● TASK DETAILS: Sort through the data and copy the lines holding the word "Brook".

-- start of DATA SUPPLIED --

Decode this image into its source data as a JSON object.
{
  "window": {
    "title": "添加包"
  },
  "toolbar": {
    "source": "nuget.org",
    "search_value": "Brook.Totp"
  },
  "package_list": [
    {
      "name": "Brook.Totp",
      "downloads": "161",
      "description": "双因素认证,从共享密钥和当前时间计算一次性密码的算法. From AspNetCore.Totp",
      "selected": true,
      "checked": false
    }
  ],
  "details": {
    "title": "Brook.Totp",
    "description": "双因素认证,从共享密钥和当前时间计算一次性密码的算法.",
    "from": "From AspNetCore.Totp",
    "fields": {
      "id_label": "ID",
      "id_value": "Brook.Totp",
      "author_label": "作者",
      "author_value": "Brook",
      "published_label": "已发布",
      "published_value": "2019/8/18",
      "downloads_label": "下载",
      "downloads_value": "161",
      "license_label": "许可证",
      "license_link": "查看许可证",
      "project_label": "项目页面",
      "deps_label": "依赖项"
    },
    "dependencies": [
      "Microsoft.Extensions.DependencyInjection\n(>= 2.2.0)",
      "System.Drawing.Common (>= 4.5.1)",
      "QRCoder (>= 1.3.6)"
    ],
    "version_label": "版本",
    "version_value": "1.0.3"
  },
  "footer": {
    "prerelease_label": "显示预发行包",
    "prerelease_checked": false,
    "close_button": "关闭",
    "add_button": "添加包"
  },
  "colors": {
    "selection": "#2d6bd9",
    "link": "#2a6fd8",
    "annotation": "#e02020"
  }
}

-- end of DATA SUPPLIED --

● OUTPUT FOR THIS EXERCISE:
    "search_value": "Brook.Totp"
      "name": "Brook.Totp",
    "title": "Brook.Totp",
      "id_value": "Brook.Totp",
      "author_value": "Brook",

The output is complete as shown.